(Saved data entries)
-- start --

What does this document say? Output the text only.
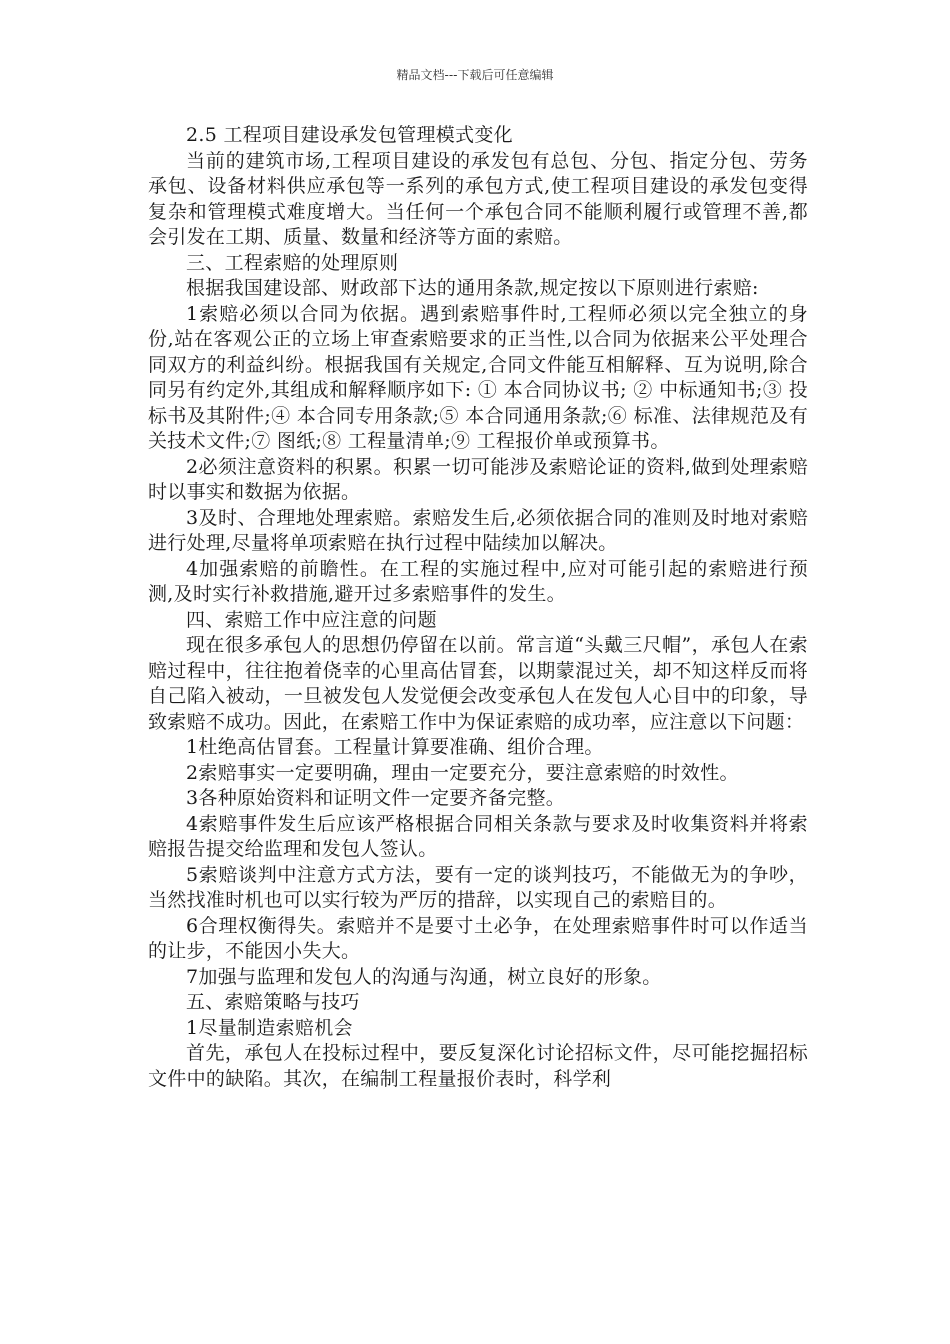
精品文档---下载后可任意编辑

2.5 工程项目建设承发包管理模式变化

当前的建筑市场,工程项目建设的承发包有总包、分包、指定分包、劳务承包、设备材料供应承包等一系列的承包方式,使工程项目建设的承发包变得复杂和管理模式难度增大。当任何一个承包合同不能顺利履行或管理不善,都会引发在工期、质量、数量和经济等方面的索赔。

三、工程索赔的处理原则

根据我国建设部、财政部下达的通用条款,规定按以下原则进行索赔:

1索赔必须以合同为依据。遇到索赔事件时,工程师必须以完全独立的身份,站在客观公正的立场上审查索赔要求的正当性,以合同为依据来公平处理合同双方的利益纠纷。根据我国有关规定,合同文件能互相解释、互为说明,除合同另有约定外,其组成和解释顺序如下: ① 本合同协议书; ② 中标通知书;③ 投标书及其附件;④ 本合同专用条款;⑤ 本合同通用条款;⑥ 标准、法律规范及有关技术文件;⑦ 图纸;⑧ 工程量清单;⑨ 工程报价单或预算书。

2必须注意资料的积累。积累一切可能涉及索赔论证的资料,做到处理索赔时以事实和数据为依据。

3及时、合理地处理索赔。索赔发生后,必须依据合同的准则及时地对索赔进行处理,尽量将单项索赔在执行过程中陆续加以解决。

4加强索赔的前瞻性。在工程的实施过程中,应对可能引起的索赔进行预测,及时实行补救措施,避开过多索赔事件的发生。

四、索赔工作中应注意的问题

现在很多承包人的思想仍停留在以前。常言道“头戴三尺帽”，承包人在索赔过程中，往往抱着侥幸的心里高估冒套，以期蒙混过关，却不知这样反而将自己陷入被动，一旦被发包人发觉便会改变承包人在发包人心目中的印象，导致索赔不成功。因此，在索赔工作中为保证索赔的成功率，应注意以下问题：

1杜绝高估冒套。工程量计算要准确、组价合理。

2索赔事实一定要明确，理由一定要充分，要注意索赔的时效性。

3各种原始资料和证明文件一定要齐备完整。

4索赔事件发生后应该严格根据合同相关条款与要求及时收集资料并将索赔报告提交给监理和发包人签认。

5索赔谈判中注意方式方法，要有一定的谈判技巧，不能做无为的争吵，当然找准时机也可以实行较为严厉的措辞，以实现自己的索赔目的。

6合理权衡得失。索赔并不是要寸土必争，在处理索赔事件时可以作适当的让步，不能因小失大。

7加强与监理和发包人的沟通与沟通，树立良好的形象。

五、索赔策略与技巧

1尽量制造索赔机会

首先，承包人在投标过程中，要反复深化讨论招标文件，尽可能挖掘招标文件中的缺陷。其次，在编制工程量报价表时，科学利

-- end --

### What needs to be done
Transcribe the preceding listing in its entirety and with exact wording, leaving out pictures.

### Reply to the exercise
What does this document say? Output the text only.
精品文档---下载后可任意编辑

2.5 工程项目建设承发包管理模式变化

当前的建筑市场,工程项目建设的承发包有总包、分包、指定分包、劳务承包、设备材料供应承包等一系列的承包方式,使工程项目建设的承发包变得复杂和管理模式难度增大。当任何一个承包合同不能顺利履行或管理不善,都会引发在工期、质量、数量和经济等方面的索赔。

三、工程索赔的处理原则

根据我国建设部、财政部下达的通用条款,规定按以下原则进行索赔:

1索赔必须以合同为依据。遇到索赔事件时,工程师必须以完全独立的身份,站在客观公正的立场上审查索赔要求的正当性,以合同为依据来公平处理合同双方的利益纠纷。根据我国有关规定,合同文件能互相解释、互为说明,除合同另有约定外,其组成和解释顺序如下: ① 本合同协议书; ② 中标通知书;③ 投标书及其附件;④ 本合同专用条款;⑤ 本合同通用条款;⑥ 标准、法律规范及有关技术文件;⑦ 图纸;⑧ 工程量清单;⑨ 工程报价单或预算书。

2必须注意资料的积累。积累一切可能涉及索赔论证的资料,做到处理索赔时以事实和数据为依据。

3及时、合理地处理索赔。索赔发生后,必须依据合同的准则及时地对索赔进行处理,尽量将单项索赔在执行过程中陆续加以解决。

4加强索赔的前瞻性。在工程的实施过程中,应对可能引起的索赔进行预测,及时实行补救措施,避开过多索赔事件的发生。

四、索赔工作中应注意的问题

现在很多承包人的思想仍停留在以前。常言道“头戴三尺帽”，承包人在索赔过程中，往往抱着侥幸的心里高估冒套，以期蒙混过关，却不知这样反而将自己陷入被动，一旦被发包人发觉便会改变承包人在发包人心目中的印象，导致索赔不成功。因此，在索赔工作中为保证索赔的成功率，应注意以下问题：

1杜绝高估冒套。工程量计算要准确、组价合理。

2索赔事实一定要明确，理由一定要充分，要注意索赔的时效性。

3各种原始资料和证明文件一定要齐备完整。

4索赔事件发生后应该严格根据合同相关条款与要求及时收集资料并将索赔报告提交给监理和发包人签认。

5索赔谈判中注意方式方法，要有一定的谈判技巧，不能做无为的争吵，当然找准时机也可以实行较为严厉的措辞，以实现自己的索赔目的。

6合理权衡得失。索赔并不是要寸土必争，在处理索赔事件时可以作适当的让步，不能因小失大。

7加强与监理和发包人的沟通与沟通，树立良好的形象。

五、索赔策略与技巧

1尽量制造索赔机会

首先，承包人在投标过程中，要反复深化讨论招标文件，尽可能挖掘招标文件中的缺陷。其次，在编制工程量报价表时，科学利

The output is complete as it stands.